▶ _What needs to be done_: Copy out each line of the data that holds the word "JSON".

─── The records ───

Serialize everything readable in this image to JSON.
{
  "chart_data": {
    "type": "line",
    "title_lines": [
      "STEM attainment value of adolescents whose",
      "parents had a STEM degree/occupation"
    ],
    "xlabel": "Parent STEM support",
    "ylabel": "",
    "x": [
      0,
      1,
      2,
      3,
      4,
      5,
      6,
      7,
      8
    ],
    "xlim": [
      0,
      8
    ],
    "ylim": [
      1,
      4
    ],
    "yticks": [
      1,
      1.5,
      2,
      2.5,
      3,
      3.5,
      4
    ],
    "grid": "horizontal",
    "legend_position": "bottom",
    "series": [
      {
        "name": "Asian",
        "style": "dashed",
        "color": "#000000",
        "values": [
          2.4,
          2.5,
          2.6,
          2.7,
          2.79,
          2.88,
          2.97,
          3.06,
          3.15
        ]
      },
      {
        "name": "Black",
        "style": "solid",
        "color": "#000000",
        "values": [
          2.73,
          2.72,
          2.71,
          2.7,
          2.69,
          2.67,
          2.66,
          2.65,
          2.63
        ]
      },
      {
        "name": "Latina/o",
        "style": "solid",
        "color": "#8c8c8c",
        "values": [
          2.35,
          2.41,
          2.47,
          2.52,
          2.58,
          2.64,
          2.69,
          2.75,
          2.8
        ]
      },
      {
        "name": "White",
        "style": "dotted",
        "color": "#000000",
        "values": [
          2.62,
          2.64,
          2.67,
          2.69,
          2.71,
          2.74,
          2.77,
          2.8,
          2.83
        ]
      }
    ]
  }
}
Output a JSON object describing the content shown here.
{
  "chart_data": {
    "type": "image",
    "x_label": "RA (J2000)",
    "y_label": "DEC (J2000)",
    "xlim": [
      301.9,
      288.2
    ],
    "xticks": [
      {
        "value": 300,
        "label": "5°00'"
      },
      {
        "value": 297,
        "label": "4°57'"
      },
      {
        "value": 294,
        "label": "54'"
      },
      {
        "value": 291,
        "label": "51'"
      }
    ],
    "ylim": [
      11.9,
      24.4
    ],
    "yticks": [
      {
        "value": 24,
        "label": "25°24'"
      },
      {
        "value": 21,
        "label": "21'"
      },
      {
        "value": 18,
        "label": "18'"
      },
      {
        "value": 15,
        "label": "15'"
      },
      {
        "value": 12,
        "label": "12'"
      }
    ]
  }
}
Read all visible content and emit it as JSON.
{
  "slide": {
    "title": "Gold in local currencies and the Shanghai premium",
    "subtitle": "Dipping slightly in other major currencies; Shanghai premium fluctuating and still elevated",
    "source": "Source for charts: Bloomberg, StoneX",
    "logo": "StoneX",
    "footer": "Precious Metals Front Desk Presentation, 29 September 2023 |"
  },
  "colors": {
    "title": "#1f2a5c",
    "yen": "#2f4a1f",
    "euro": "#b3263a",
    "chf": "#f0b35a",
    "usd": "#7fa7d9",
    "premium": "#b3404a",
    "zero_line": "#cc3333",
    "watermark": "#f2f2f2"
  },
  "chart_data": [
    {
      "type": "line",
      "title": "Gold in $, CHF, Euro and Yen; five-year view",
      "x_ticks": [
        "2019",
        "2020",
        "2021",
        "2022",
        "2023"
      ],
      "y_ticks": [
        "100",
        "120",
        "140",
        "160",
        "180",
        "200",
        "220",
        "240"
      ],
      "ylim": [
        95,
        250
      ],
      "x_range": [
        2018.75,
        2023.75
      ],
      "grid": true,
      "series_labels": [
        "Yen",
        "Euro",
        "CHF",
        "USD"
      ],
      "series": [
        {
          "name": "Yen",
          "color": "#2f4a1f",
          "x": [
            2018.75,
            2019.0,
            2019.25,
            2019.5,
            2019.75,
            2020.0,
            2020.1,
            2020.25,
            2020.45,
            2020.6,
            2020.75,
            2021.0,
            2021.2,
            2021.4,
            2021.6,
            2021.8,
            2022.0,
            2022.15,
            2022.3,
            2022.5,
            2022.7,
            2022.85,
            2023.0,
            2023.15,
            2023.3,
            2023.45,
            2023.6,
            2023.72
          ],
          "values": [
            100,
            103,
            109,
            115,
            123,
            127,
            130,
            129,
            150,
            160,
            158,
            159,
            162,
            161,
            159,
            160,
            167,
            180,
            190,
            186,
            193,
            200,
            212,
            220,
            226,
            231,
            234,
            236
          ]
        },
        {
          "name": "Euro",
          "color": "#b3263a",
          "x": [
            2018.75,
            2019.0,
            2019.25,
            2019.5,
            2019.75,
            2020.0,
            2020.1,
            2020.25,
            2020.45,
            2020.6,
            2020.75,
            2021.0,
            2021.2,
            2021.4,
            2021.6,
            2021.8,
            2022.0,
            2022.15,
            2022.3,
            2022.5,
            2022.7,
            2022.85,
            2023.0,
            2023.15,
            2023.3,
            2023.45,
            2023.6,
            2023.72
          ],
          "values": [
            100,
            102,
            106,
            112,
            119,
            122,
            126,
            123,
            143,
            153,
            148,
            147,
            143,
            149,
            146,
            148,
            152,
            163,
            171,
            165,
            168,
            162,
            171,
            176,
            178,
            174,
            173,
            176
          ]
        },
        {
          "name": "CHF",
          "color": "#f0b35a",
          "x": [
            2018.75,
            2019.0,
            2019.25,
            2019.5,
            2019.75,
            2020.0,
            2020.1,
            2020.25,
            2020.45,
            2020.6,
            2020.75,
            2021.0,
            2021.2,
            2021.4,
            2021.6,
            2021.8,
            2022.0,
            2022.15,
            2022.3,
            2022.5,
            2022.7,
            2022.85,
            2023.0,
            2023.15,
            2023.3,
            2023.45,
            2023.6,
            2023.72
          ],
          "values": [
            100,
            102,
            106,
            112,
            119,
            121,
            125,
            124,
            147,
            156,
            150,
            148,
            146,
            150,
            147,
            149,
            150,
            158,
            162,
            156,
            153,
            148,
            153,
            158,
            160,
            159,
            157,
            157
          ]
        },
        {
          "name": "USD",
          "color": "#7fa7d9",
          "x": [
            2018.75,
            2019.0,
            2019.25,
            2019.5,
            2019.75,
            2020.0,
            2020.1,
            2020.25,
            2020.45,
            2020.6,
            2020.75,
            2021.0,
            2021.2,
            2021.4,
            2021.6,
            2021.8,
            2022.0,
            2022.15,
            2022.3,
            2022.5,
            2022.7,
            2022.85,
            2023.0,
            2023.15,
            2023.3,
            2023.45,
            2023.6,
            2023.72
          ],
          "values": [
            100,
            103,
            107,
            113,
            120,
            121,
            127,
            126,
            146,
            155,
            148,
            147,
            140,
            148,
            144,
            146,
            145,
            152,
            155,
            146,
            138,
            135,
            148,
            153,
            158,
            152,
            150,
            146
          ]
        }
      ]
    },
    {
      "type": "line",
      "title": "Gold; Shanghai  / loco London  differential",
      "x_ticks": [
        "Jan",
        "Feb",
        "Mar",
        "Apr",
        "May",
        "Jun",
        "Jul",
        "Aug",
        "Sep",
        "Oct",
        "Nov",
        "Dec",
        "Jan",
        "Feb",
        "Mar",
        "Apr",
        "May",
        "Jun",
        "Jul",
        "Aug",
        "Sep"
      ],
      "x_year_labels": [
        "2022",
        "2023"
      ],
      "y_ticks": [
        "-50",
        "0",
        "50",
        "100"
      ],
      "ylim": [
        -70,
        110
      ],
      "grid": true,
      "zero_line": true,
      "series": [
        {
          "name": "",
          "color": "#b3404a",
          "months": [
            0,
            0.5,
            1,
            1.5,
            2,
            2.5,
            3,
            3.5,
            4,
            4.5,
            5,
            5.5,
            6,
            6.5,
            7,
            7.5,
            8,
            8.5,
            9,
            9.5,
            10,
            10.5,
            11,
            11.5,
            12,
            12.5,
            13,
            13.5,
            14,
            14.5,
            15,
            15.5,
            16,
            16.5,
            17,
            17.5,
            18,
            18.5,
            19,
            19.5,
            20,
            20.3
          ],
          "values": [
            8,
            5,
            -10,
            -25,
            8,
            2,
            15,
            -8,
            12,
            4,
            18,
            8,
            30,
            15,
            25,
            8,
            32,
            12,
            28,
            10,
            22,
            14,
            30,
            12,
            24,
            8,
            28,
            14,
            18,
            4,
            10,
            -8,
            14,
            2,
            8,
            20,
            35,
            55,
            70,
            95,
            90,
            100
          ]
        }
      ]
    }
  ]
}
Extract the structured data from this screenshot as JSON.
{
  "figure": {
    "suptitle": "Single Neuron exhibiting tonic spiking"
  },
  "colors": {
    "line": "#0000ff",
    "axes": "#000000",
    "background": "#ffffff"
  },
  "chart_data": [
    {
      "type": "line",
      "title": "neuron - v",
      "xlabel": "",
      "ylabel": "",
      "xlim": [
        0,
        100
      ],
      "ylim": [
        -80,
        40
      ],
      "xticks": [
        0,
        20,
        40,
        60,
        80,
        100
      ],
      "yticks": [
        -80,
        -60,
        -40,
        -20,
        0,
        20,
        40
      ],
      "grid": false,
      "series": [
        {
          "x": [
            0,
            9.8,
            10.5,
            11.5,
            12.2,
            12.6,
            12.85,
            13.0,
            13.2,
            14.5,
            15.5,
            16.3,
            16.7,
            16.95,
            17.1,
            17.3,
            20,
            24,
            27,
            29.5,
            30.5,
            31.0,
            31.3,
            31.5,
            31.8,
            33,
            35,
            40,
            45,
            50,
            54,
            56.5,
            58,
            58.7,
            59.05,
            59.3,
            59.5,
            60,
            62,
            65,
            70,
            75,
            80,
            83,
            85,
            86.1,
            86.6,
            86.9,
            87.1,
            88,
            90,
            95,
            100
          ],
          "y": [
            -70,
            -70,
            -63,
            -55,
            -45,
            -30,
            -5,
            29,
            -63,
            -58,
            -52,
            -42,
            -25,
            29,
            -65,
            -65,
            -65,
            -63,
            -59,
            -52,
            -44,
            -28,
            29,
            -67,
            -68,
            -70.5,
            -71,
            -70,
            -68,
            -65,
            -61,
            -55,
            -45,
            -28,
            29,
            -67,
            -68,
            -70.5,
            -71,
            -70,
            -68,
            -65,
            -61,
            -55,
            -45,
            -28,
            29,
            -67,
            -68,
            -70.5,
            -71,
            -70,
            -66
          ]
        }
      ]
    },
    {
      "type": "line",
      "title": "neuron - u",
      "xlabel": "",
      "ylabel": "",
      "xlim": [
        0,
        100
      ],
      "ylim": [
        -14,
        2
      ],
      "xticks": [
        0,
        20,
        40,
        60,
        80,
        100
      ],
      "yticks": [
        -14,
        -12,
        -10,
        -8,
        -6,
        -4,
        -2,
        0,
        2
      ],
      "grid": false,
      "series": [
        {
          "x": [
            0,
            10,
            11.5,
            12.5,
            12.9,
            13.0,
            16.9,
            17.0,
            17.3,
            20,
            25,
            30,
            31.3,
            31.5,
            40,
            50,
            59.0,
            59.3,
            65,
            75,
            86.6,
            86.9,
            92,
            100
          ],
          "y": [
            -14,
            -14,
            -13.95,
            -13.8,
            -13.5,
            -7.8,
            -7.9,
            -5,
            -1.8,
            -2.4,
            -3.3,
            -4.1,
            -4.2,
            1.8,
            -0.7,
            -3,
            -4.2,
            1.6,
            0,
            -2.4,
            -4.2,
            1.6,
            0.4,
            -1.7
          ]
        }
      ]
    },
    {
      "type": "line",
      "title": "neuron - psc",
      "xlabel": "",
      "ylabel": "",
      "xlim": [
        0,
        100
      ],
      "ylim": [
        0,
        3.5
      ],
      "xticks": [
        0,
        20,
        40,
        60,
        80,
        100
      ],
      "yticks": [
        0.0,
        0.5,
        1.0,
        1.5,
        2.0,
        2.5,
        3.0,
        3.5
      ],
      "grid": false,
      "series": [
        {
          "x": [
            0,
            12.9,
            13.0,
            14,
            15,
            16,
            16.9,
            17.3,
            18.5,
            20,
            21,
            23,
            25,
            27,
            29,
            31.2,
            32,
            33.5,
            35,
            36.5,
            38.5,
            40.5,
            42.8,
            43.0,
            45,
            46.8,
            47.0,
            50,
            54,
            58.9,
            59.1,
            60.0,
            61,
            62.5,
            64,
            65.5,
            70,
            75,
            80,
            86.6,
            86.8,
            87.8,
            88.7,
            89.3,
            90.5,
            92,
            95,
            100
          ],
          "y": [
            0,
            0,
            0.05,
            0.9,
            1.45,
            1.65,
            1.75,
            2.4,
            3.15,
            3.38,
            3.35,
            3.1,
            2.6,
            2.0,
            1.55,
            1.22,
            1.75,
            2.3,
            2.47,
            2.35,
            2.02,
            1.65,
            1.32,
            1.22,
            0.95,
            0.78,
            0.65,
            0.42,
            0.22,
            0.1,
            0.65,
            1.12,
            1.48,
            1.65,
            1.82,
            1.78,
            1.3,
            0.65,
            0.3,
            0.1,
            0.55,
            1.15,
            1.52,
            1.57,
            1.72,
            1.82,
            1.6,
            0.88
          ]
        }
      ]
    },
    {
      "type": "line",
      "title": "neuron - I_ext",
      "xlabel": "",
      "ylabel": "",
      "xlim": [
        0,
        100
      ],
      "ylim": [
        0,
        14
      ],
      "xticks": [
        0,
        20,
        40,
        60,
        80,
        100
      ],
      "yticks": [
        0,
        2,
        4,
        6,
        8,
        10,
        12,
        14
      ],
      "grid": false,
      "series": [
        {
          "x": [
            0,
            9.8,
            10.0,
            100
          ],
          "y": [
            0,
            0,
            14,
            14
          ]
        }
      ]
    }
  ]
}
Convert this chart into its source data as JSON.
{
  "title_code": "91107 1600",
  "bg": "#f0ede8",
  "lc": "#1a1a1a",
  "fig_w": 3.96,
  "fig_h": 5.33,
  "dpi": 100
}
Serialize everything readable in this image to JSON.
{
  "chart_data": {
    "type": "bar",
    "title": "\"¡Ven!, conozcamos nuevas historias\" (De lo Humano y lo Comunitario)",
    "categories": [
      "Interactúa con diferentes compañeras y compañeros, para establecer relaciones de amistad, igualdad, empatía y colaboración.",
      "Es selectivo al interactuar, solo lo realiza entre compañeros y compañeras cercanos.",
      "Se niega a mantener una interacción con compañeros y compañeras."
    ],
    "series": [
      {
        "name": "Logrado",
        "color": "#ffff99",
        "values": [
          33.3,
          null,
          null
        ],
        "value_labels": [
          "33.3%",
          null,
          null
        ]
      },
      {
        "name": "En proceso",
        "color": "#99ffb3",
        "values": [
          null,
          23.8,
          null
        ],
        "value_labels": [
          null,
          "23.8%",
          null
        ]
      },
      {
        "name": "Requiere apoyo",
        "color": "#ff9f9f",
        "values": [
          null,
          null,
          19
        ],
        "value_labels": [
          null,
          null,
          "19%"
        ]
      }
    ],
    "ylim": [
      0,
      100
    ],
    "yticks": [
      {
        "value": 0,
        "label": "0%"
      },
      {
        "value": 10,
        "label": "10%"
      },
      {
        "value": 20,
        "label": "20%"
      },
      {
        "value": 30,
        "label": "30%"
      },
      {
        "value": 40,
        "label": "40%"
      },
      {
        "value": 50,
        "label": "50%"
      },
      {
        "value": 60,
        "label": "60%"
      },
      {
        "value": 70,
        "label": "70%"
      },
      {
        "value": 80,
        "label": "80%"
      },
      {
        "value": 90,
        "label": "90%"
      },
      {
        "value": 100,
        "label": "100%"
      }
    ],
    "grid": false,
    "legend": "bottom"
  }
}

───

▶ _Final result_:
Serialize everything readable in this image to JSON.
Output a JSON object describing the content shown here.
Read all visible content and emit it as JSON.
Extract the structured data from this screenshot as JSON.
Convert this chart into its source data as JSON.
Serialize everything readable in this image to JSON.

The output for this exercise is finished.